# Information shown
════
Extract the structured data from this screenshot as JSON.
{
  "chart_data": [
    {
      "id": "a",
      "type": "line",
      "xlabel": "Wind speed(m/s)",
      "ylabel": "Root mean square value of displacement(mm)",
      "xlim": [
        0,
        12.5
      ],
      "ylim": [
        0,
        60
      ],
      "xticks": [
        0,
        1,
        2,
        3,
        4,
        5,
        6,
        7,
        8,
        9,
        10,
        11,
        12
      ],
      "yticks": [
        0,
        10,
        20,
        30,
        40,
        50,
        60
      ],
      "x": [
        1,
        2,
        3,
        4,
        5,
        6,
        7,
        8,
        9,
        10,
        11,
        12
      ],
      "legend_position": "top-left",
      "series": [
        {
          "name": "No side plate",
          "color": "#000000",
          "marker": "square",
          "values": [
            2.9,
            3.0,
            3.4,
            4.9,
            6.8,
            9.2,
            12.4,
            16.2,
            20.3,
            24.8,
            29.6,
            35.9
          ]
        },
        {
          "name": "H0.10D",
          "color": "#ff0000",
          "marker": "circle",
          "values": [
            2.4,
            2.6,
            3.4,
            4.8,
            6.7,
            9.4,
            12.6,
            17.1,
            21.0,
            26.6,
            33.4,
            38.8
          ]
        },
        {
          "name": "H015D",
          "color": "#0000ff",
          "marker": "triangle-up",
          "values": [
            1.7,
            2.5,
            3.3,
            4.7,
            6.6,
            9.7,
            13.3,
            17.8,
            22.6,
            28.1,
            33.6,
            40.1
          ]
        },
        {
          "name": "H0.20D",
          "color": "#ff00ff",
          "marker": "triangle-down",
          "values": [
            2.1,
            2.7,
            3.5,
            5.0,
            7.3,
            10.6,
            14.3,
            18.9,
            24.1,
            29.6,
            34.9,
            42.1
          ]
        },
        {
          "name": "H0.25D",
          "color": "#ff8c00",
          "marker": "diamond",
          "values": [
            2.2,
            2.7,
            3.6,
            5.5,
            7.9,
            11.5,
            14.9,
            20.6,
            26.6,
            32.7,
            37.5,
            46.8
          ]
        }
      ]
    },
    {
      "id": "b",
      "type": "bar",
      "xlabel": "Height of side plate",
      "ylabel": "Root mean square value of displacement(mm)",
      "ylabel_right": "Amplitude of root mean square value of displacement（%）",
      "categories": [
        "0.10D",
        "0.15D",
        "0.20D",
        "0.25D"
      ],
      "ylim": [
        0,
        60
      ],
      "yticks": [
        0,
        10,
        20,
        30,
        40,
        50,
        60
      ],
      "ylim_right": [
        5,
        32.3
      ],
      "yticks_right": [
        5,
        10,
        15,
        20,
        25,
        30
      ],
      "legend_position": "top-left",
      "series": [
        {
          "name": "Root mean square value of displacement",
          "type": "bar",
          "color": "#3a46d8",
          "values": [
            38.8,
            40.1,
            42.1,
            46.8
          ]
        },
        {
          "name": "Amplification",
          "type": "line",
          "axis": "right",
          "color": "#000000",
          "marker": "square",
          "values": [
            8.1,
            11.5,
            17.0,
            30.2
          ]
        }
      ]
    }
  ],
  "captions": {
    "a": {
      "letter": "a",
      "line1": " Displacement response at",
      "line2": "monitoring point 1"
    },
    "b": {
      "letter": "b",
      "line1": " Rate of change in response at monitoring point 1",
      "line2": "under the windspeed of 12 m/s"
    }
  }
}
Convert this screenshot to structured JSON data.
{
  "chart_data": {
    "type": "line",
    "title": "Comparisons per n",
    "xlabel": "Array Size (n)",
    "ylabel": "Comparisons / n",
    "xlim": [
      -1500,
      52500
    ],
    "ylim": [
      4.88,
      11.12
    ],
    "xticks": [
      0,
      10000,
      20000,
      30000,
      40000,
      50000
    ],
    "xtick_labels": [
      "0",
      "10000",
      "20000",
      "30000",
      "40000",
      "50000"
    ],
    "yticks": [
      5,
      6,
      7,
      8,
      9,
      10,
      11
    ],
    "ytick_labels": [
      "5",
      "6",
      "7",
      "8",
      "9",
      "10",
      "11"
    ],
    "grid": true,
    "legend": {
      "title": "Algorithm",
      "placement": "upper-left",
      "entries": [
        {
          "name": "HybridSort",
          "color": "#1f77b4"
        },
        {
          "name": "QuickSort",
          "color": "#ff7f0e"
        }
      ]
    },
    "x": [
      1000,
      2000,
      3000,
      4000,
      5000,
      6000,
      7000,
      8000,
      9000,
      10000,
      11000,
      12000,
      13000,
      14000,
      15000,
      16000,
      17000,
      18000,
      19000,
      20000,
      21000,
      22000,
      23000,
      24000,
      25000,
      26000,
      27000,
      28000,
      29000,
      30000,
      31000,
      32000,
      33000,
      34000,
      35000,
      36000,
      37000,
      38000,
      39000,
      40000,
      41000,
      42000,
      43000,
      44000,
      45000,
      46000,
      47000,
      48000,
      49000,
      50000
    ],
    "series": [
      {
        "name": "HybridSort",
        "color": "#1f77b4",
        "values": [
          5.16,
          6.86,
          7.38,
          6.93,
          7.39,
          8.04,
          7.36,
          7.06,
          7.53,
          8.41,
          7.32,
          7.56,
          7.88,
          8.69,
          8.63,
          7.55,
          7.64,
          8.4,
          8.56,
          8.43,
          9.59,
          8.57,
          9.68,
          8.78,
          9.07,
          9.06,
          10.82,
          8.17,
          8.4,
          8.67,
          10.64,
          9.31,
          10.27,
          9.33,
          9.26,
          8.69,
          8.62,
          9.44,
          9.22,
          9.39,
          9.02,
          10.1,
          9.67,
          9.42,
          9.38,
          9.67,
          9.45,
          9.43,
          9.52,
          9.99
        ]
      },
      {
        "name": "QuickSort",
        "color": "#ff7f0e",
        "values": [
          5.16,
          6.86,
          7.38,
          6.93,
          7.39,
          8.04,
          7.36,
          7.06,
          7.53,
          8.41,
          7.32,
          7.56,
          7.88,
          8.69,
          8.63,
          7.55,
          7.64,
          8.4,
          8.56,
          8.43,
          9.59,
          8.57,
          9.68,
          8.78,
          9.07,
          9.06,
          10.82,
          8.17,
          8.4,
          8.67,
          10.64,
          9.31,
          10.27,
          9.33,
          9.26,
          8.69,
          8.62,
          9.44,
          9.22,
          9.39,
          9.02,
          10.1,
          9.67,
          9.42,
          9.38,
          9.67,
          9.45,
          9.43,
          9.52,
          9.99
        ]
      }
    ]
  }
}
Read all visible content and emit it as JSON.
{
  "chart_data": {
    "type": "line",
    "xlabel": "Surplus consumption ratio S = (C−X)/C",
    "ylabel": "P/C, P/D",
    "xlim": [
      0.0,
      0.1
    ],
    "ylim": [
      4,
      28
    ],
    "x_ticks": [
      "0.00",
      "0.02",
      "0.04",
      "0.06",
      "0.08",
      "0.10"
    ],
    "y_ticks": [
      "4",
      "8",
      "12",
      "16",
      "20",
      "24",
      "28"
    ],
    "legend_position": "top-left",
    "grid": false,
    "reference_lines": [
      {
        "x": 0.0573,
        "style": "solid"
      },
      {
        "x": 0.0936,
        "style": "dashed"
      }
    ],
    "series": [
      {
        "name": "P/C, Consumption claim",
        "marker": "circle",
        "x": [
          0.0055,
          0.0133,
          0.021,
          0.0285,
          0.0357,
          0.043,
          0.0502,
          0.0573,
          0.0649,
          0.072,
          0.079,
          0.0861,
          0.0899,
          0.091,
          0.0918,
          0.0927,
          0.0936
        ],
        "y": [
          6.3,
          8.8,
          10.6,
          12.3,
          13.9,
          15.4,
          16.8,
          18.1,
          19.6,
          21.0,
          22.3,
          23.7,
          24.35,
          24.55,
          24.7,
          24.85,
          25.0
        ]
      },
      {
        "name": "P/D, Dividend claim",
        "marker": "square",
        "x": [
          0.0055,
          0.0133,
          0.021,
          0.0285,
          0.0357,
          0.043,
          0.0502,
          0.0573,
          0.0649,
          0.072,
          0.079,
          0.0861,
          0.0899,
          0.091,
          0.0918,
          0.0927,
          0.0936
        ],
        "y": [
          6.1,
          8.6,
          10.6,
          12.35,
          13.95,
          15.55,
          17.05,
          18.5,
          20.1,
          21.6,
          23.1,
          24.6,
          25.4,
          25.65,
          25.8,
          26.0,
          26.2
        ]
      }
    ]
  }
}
════
# Goal of the exercise
Single out each line of the records above with the string "structured" in it, and copy it.

# The response
Extract the structured data from this screenshot as JSON.
Convert this screenshot to structured JSON data.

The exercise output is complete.